◆ MATERIAL FOR THE TASK:
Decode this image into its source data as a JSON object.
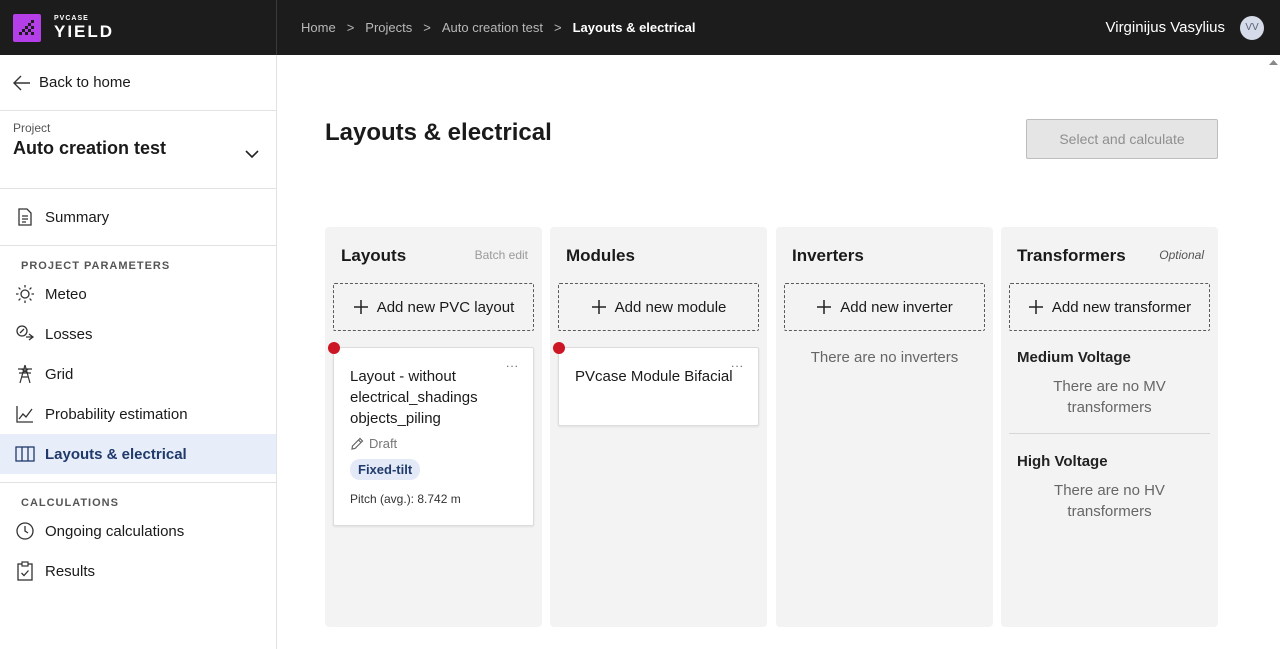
{
  "app": {
    "logo_small": "PVCASE",
    "logo_big": "YIELD"
  },
  "breadcrumb": {
    "items": [
      "Home",
      "Projects",
      "Auto creation test"
    ],
    "current": "Layouts & electrical",
    "sep": ">"
  },
  "user": {
    "name": "Virginijus Vasylius",
    "initials": "VV"
  },
  "sidebar": {
    "back_label": "Back to home",
    "project_caption": "Project",
    "project_name": "Auto creation test",
    "summary": "Summary",
    "params_label": "PROJECT PARAMETERS",
    "params": [
      "Meteo",
      "Losses",
      "Grid",
      "Probability estimation",
      "Layouts & electrical"
    ],
    "calc_label": "CALCULATIONS",
    "calcs": [
      "Ongoing calculations",
      "Results"
    ]
  },
  "main": {
    "title": "Layouts & electrical",
    "calc_button": "Select and calculate",
    "layouts": {
      "title": "Layouts",
      "aux": "Batch edit",
      "add": "Add new PVC layout",
      "card": {
        "title": "Layout - without electrical_shadings objects_piling",
        "status": "Draft",
        "tag": "Fixed-tilt",
        "pitch": "Pitch (avg.): 8.742 m",
        "menu": "..."
      }
    },
    "modules": {
      "title": "Modules",
      "add": "Add new module",
      "card": {
        "title": "PVcase Module Bifacial",
        "menu": "..."
      }
    },
    "inverters": {
      "title": "Inverters",
      "add": "Add new inverter",
      "empty": "There are no inverters"
    },
    "transformers": {
      "title": "Transformers",
      "aux": "Optional",
      "add": "Add new transformer",
      "mv_title": "Medium Voltage",
      "mv_empty": "There are no MV transformers",
      "hv_title": "High Voltage",
      "hv_empty": "There are no HV transformers"
    }
  },
  "colors": {
    "topbar": "#1c1c1c",
    "logo": "#b43ee8",
    "active_bg": "#e8eef9",
    "error_dot": "#cc1525",
    "tag_bg": "#e3e9f7"
  }
}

◆ YOUR INSTRUCTIONS:
Omit the pictures and output all of the other material exactly.

◆ EXERCISE OUTPUT:
Decode this image into its source data as a JSON object.
{
  "app": {
    "logo_small": "PVCASE",
    "logo_big": "YIELD"
  },
  "breadcrumb": {
    "items": [
      "Home",
      "Projects",
      "Auto creation test"
    ],
    "current": "Layouts & electrical",
    "sep": ">"
  },
  "user": {
    "name": "Virginijus Vasylius",
    "initials": "VV"
  },
  "sidebar": {
    "back_label": "Back to home",
    "project_caption": "Project",
    "project_name": "Auto creation test",
    "summary": "Summary",
    "params_label": "PROJECT PARAMETERS",
    "params": [
      "Meteo",
      "Losses",
      "Grid",
      "Probability estimation",
      "Layouts & electrical"
    ],
    "calc_label": "CALCULATIONS",
    "calcs": [
      "Ongoing calculations",
      "Results"
    ]
  },
  "main": {
    "title": "Layouts & electrical",
    "calc_button": "Select and calculate",
    "layouts": {
      "title": "Layouts",
      "aux": "Batch edit",
      "add": "Add new PVC layout",
      "card": {
        "title": "Layout - without electrical_shadings objects_piling",
        "status": "Draft",
        "tag": "Fixed-tilt",
        "pitch": "Pitch (avg.): 8.742 m",
        "menu": "..."
      }
    },
    "modules": {
      "title": "Modules",
      "add": "Add new module",
      "card": {
        "title": "PVcase Module Bifacial",
        "menu": "..."
      }
    },
    "inverters": {
      "title": "Inverters",
      "add": "Add new inverter",
      "empty": "There are no inverters"
    },
    "transformers": {
      "title": "Transformers",
      "aux": "Optional",
      "add": "Add new transformer",
      "mv_title": "Medium Voltage",
      "mv_empty": "There are no MV transformers",
      "hv_title": "High Voltage",
      "hv_empty": "There are no HV transformers"
    }
  },
  "colors": {
    "topbar": "#1c1c1c",
    "logo": "#b43ee8",
    "active_bg": "#e8eef9",
    "error_dot": "#cc1525",
    "tag_bg": "#e3e9f7"
  }
}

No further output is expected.